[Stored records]
※
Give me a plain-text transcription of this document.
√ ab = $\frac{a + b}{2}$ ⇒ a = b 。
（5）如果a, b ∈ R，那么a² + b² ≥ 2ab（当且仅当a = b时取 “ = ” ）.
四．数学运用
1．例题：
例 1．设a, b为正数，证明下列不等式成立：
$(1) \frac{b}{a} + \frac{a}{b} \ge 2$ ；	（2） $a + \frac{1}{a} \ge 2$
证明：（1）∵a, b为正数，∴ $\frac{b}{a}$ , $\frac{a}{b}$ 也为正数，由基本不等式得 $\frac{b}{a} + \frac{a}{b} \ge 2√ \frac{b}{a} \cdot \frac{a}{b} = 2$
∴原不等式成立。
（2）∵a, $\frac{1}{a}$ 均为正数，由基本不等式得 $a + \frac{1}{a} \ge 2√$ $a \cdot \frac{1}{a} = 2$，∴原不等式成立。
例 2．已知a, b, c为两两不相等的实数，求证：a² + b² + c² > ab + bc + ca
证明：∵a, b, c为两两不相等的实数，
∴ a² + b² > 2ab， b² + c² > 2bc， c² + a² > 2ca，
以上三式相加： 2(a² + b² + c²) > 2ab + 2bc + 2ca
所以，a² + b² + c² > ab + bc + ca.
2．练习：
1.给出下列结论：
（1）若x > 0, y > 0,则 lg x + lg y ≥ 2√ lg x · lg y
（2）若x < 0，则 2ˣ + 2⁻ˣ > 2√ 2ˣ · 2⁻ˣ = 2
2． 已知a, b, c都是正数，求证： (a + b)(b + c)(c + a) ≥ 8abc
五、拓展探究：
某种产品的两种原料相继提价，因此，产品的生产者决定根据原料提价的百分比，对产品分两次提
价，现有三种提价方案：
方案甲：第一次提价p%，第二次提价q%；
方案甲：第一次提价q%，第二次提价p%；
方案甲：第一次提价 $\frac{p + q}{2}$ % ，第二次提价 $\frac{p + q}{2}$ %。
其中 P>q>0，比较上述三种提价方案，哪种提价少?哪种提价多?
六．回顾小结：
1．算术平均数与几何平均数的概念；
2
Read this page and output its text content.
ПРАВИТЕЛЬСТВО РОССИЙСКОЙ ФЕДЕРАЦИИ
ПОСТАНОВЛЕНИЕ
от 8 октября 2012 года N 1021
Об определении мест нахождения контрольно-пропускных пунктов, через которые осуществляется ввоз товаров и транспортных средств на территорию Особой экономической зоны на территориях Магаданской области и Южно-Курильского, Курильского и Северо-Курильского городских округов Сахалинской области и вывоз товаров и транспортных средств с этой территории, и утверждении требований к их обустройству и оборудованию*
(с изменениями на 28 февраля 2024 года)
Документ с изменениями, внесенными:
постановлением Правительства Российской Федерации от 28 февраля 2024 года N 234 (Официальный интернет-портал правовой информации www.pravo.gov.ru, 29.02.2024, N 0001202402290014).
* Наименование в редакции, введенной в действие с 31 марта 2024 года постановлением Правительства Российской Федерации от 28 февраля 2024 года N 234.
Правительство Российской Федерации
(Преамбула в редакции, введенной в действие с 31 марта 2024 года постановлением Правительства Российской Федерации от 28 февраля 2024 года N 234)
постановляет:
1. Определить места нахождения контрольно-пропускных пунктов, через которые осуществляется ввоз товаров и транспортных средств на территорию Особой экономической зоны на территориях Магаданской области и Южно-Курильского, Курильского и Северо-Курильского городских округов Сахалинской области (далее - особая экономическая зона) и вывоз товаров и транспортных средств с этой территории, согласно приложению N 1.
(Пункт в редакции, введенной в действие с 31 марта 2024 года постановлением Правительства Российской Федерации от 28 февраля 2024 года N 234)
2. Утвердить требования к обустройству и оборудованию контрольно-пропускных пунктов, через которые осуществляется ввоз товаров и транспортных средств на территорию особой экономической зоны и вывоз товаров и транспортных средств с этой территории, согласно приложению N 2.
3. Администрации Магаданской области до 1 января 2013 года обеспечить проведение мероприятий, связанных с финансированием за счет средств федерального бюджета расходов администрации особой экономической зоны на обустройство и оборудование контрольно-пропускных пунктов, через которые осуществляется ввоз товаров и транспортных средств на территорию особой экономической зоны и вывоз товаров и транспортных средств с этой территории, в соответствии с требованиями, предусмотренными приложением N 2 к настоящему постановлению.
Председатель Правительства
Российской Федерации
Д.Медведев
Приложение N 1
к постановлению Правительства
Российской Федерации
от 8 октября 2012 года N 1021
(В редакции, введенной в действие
※
* To do
Every entry should be printed again exactly as it stands.

* Response to the exercise
Give me a plain-text transcription of this document.
√ ab = $\frac{a + b}{2}$ ⇒ a = b 。
（5）如果a, b ∈ R，那么a² + b² ≥ 2ab（当且仅当a = b时取 “ = ” ）.
四．数学运用
1．例题：
例 1．设a, b为正数，证明下列不等式成立：
$(1) \frac{b}{a} + \frac{a}{b} \ge 2$ ；	（2） $a + \frac{1}{a} \ge 2$
证明：（1）∵a, b为正数，∴ $\frac{b}{a}$ , $\frac{a}{b}$ 也为正数，由基本不等式得 $\frac{b}{a} + \frac{a}{b} \ge 2√ \frac{b}{a} \cdot \frac{a}{b} = 2$
∴原不等式成立。
（2）∵a, $\frac{1}{a}$ 均为正数，由基本不等式得 $a + \frac{1}{a} \ge 2√$ $a \cdot \frac{1}{a} = 2$，∴原不等式成立。
例 2．已知a, b, c为两两不相等的实数，求证：a² + b² + c² > ab + bc + ca
证明：∵a, b, c为两两不相等的实数，
∴ a² + b² > 2ab， b² + c² > 2bc， c² + a² > 2ca，
以上三式相加： 2(a² + b² + c²) > 2ab + 2bc + 2ca
所以，a² + b² + c² > ab + bc + ca.
2．练习：
1.给出下列结论：
（1）若x > 0, y > 0,则 lg x + lg y ≥ 2√ lg x · lg y
（2）若x < 0，则 2ˣ + 2⁻ˣ > 2√ 2ˣ · 2⁻ˣ = 2
2． 已知a, b, c都是正数，求证： (a + b)(b + c)(c + a) ≥ 8abc
五、拓展探究：
某种产品的两种原料相继提价，因此，产品的生产者决定根据原料提价的百分比，对产品分两次提
价，现有三种提价方案：
方案甲：第一次提价p%，第二次提价q%；
方案甲：第一次提价q%，第二次提价p%；
方案甲：第一次提价 $\frac{p + q}{2}$ % ，第二次提价 $\frac{p + q}{2}$ %。
其中 P>q>0，比较上述三种提价方案，哪种提价少?哪种提价多?
六．回顾小结：
1．算术平均数与几何平均数的概念；
2
Read this page and output its text content.
ПРАВИТЕЛЬСТВО РОССИЙСКОЙ ФЕДЕРАЦИИ
ПОСТАНОВЛЕНИЕ
от 8 октября 2012 года N 1021
Об определении мест нахождения контрольно-пропускных пунктов, через которые осуществляется ввоз товаров и транспортных средств на территорию Особой экономической зоны на территориях Магаданской области и Южно-Курильского, Курильского и Северо-Курильского городских округов Сахалинской области и вывоз товаров и транспортных средств с этой территории, и утверждении требований к их обустройству и оборудованию*
(с изменениями на 28 февраля 2024 года)
Документ с изменениями, внесенными:
постановлением Правительства Российской Федерации от 28 февраля 2024 года N 234 (Официальный интернет-портал правовой информации www.pravo.gov.ru, 29.02.2024, N 0001202402290014).
* Наименование в редакции, введенной в действие с 31 марта 2024 года постановлением Правительства Российской Федерации от 28 февраля 2024 года N 234.
Правительство Российской Федерации
(Преамбула в редакции, введенной в действие с 31 марта 2024 года постановлением Правительства Российской Федерации от 28 февраля 2024 года N 234)
постановляет:
1. Определить места нахождения контрольно-пропускных пунктов, через которые осуществляется ввоз товаров и транспортных средств на территорию Особой экономической зоны на территориях Магаданской области и Южно-Курильского, Курильского и Северо-Курильского городских округов Сахалинской области (далее - особая экономическая зона) и вывоз товаров и транспортных средств с этой территории, согласно приложению N 1.
(Пункт в редакции, введенной в действие с 31 марта 2024 года постановлением Правительства Российской Федерации от 28 февраля 2024 года N 234)
2. Утвердить требования к обустройству и оборудованию контрольно-пропускных пунктов, через которые осуществляется ввоз товаров и транспортных средств на территорию особой экономической зоны и вывоз товаров и транспортных средств с этой территории, согласно приложению N 2.
3. Администрации Магаданской области до 1 января 2013 года обеспечить проведение мероприятий, связанных с финансированием за счет средств федерального бюджета расходов администрации особой экономической зоны на обустройство и оборудование контрольно-пропускных пунктов, через которые осуществляется ввоз товаров и транспортных средств на территорию особой экономической зоны и вывоз товаров и транспортных средств с этой территории, в соответствии с требованиями, предусмотренными приложением N 2 к настоящему постановлению.
Председатель Правительства
Российской Федерации
Д.Медведев
Приложение N 1
к постановлению Правительства
Российской Федерации
от 8 октября 2012 года N 1021
(В редакции, введенной в действие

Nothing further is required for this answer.